(Data entries)

--- BEGIN ---

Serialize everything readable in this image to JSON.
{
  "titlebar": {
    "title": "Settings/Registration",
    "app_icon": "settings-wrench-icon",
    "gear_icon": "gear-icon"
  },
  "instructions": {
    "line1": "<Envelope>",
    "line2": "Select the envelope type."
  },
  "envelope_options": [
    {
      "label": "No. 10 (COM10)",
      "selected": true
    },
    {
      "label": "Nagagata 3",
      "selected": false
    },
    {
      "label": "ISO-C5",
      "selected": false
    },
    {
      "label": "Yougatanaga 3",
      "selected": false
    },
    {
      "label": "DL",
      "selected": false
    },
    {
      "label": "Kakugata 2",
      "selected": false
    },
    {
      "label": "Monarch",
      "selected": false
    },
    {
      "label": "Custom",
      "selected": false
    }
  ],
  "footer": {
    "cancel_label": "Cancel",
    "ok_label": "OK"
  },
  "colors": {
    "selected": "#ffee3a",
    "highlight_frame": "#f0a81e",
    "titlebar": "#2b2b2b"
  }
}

--- END ---

• **Given request**
Above are the records; retype every one exactly.

• **Reply**
Serialize everything readable in this image to JSON.
{
  "titlebar": {
    "title": "Settings/Registration",
    "app_icon": "settings-wrench-icon",
    "gear_icon": "gear-icon"
  },
  "instructions": {
    "line1": "<Envelope>",
    "line2": "Select the envelope type."
  },
  "envelope_options": [
    {
      "label": "No. 10 (COM10)",
      "selected": true
    },
    {
      "label": "Nagagata 3",
      "selected": false
    },
    {
      "label": "ISO-C5",
      "selected": false
    },
    {
      "label": "Yougatanaga 3",
      "selected": false
    },
    {
      "label": "DL",
      "selected": false
    },
    {
      "label": "Kakugata 2",
      "selected": false
    },
    {
      "label": "Monarch",
      "selected": false
    },
    {
      "label": "Custom",
      "selected": false
    }
  ],
  "footer": {
    "cancel_label": "Cancel",
    "ok_label": "OK"
  },
  "colors": {
    "selected": "#ffee3a",
    "highlight_frame": "#f0a81e",
    "titlebar": "#2b2b2b"
  }
}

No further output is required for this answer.